# What the task asks
Pull out every line with the word "this".

# Data excerpts
==============================

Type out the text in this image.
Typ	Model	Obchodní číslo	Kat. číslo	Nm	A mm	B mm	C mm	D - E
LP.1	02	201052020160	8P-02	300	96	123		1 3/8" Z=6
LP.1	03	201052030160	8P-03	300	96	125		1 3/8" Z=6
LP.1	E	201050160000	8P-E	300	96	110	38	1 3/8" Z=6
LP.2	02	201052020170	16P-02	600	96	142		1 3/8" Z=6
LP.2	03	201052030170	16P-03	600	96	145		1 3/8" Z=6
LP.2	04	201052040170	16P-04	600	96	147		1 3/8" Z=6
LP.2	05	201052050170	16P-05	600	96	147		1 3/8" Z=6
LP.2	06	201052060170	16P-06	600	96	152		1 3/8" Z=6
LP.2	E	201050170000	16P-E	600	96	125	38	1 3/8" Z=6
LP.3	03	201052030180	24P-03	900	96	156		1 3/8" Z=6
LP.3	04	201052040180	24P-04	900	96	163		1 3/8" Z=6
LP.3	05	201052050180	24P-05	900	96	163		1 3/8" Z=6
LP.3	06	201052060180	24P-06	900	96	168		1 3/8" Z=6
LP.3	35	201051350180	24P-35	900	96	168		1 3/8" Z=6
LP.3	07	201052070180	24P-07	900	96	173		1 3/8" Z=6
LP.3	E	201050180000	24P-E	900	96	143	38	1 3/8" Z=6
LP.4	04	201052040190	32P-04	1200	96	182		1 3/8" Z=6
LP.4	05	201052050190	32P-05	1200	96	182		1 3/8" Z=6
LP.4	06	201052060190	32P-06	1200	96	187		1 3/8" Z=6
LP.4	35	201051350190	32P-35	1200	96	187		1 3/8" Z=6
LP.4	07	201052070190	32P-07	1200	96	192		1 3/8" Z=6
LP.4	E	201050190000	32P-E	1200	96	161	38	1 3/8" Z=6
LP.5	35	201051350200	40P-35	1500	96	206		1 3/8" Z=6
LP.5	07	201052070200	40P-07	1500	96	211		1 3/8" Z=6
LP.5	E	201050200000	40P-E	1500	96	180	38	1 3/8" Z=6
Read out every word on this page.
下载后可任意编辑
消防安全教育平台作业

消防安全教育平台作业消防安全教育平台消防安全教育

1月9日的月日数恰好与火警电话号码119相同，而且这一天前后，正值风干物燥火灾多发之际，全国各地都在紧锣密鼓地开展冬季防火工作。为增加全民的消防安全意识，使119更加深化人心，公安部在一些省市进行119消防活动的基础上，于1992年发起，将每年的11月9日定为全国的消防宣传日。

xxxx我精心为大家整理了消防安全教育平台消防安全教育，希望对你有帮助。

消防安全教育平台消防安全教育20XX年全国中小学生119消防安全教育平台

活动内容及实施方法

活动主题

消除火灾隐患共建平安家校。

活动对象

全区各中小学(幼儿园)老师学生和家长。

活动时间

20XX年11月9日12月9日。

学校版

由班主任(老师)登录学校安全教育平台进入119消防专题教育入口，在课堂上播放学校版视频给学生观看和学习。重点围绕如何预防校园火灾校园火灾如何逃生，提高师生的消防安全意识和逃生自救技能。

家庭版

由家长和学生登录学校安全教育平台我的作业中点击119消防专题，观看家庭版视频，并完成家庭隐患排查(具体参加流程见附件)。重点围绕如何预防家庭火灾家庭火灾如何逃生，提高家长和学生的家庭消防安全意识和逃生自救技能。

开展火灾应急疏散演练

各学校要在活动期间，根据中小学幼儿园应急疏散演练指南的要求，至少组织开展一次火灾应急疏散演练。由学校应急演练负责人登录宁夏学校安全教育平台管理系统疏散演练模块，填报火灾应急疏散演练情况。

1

==============================

# Solution below
Type out the text in this image.
Read out every word on this page.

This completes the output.